━━━ Source extract
In [1]:
import tensorflow as tf     
import numpy as np          
import os

  from ._conv import register_converters as _register_converters


DDPG

In [2]:
#train while playing game, we do not need any data
def train_jump_zero_envnoise(env, start, end, noise_sigma, init_memory, model_dir, experiment_dir,
                         actor, critic, memory,
                         actor_lr, critic_lr, batch_size,
                         gamma, tau=0.01):
    
    #build agent: action_range=(-1., 1.),reward_scale=1.
    agent = DDPG(actor, critic, memory, env.observation_shape, env.action_shape,
                 actor_lr=actor_lr, critic_lr=critic_lr, batch_size=batch_size,
                 gamma=gamma, tau=tau)

    #saver
    saver = tf.train.Saver(max_to_keep=20)
    #------add save dir--------
    checkpoint_dir = os.path.join(experiment_dir, "checkpoints")
    checkpoint_path = os.path.join(checkpoint_dir, "model")
    if not os.path.exists(checkpoint_dir):
        os.makedirs(checkpoint_dir)
    #summary dir------------------
    summary_dir = os.path.join(experiment_dir, "summaries")
━━━━━━
Task description >> Can you print the notebook code between "#build agent: action_range=(-1., 1.),reward_scale=1." and "gamma=gamma, tau=tau)", inclusive, character for character? The data after this point has nothing to do with the notebook code.
━━━ Data block
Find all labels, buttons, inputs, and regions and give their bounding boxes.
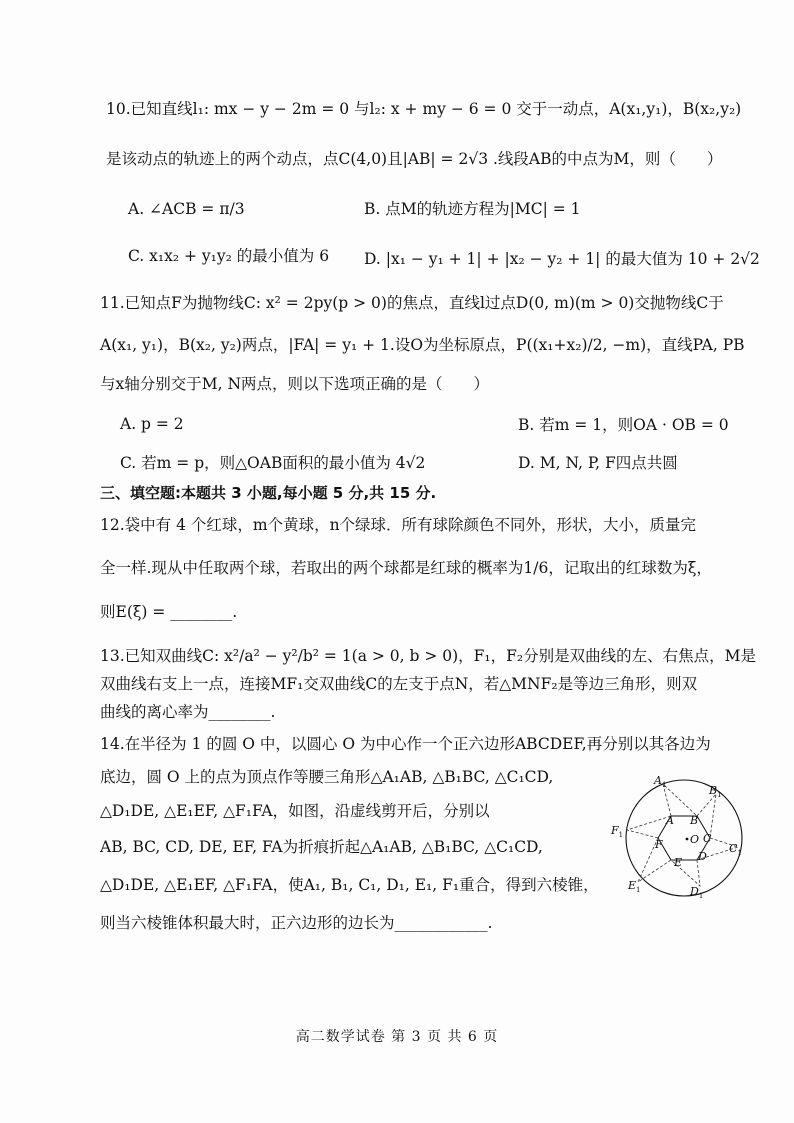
━━━━━━
Written answer >>
#build agent: action_range=(-1., 1.),reward_scale=1.
    agent = DDPG(actor, critic, memory, env.observation_shape, env.action_shape,
                 actor_lr=actor_lr, critic_lr=critic_lr, batch_size=batch_size,
                 gamma=gamma, tau=tau)